(Bounding box annotations)
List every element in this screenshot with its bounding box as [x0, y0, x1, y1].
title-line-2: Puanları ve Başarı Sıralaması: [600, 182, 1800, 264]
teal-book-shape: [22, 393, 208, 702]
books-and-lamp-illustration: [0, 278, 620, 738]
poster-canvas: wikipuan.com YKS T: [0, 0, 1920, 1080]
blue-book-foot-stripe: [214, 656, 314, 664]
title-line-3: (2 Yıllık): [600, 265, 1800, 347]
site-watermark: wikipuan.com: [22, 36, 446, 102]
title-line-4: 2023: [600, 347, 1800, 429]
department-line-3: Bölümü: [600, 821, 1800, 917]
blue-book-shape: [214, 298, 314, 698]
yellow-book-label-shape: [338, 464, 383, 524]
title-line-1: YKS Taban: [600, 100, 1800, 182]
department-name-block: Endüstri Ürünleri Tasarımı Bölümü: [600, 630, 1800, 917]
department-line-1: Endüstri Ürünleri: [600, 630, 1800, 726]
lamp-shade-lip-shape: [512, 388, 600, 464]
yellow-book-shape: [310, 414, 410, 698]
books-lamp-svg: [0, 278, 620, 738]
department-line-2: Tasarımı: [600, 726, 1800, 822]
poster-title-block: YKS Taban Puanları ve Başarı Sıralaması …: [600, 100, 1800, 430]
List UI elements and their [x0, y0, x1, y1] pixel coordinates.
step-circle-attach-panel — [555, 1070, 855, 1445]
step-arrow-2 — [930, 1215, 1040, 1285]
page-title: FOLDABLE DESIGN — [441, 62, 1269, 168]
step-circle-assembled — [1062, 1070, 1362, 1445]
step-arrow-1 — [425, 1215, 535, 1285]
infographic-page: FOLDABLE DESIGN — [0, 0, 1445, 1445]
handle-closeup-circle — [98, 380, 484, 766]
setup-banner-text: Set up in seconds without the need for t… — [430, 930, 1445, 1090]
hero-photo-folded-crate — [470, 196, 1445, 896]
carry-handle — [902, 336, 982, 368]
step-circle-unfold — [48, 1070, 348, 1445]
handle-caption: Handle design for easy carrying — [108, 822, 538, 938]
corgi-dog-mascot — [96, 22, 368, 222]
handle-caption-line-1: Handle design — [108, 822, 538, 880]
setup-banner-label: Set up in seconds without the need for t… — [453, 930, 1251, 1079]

**Stated exercise:**
Render each line of the material above as a row of a Markdown table, with a column named "Row" for the row number and a column named "Line" for the line itself. Omit any blank lines.

**Answer to this problem:**
| Row | Line |
|---|---|
| 1 | List every element in this screenshot with its bounding box as [x0, y0, x1, y1]. |
| 2 | title-line-2: Puanları ve Başarı Sıralaması: [600, 182, 1800, 264] |
| 3 | teal-book-shape: [22, 393, 208, 702] |
| 4 | books-and-lamp-illustration: [0, 278, 620, 738] |
| 5 | poster-canvas: wikipuan.com YKS T: [0, 0, 1920, 1080] |
| 6 | blue-book-foot-stripe: [214, 656, 314, 664] |
| 7 | title-line-3: (2 Yıllık): [600, 265, 1800, 347] |
| 8 | site-watermark: wikipuan.com: [22, 36, 446, 102] |
| 9 | title-line-4: 2023: [600, 347, 1800, 429] |
| 10 | department-line-3: Bölümü: [600, 821, 1800, 917] |
| 11 | blue-book-shape: [214, 298, 314, 698] |
| 12 | yellow-book-label-shape: [338, 464, 383, 524] |
| 13 | title-line-1: YKS Taban: [600, 100, 1800, 182] |
| 14 | department-name-block: Endüstri Ürünleri Tasarımı Bölümü: [600, 630, 1800, 917] |
| 15 | department-line-1: Endüstri Ürünleri: [600, 630, 1800, 726] |
| 16 | lamp-shade-lip-shape: [512, 388, 600, 464] |
| 17 | yellow-book-shape: [310, 414, 410, 698] |
| 18 | books-lamp-svg: [0, 278, 620, 738] |
| 19 | department-line-2: Tasarımı: [600, 726, 1800, 822] |
| 20 | poster-title-block: YKS Taban Puanları ve Başarı Sıralaması …: [600, 100, 1800, 430] |
| 21 | List UI elements and their [x0, y0, x1, y1] pixel coordinates. |
| 22 | step-circle-attach-panel — [555, 1070, 855, 1445] |
| 23 | step-arrow-2 — [930, 1215, 1040, 1285] |
| 24 | page-title: FOLDABLE DESIGN — [441, 62, 1269, 168] |
| 25 | step-circle-assembled — [1062, 1070, 1362, 1445] |
| 26 | step-arrow-1 — [425, 1215, 535, 1285] |
| 27 | infographic-page: FOLDABLE DESIGN — [0, 0, 1445, 1445] |
| 28 | handle-closeup-circle — [98, 380, 484, 766] |
| 29 | setup-banner-text: Set up in seconds without the need for t… — [430, 930, 1445, 1090] |
| 30 | hero-photo-folded-crate — [470, 196, 1445, 896] |
| 31 | carry-handle — [902, 336, 982, 368] |
| 32 | step-circle-unfold — [48, 1070, 348, 1445] |
| 33 | handle-caption: Handle design for easy carrying — [108, 822, 538, 938] |
| 34 | corgi-dog-mascot — [96, 22, 368, 222] |
| 35 | handle-caption-line-1: Handle design — [108, 822, 538, 880] |
| 36 | setup-banner-label: Set up in seconds without the need for t… — [453, 930, 1251, 1079] |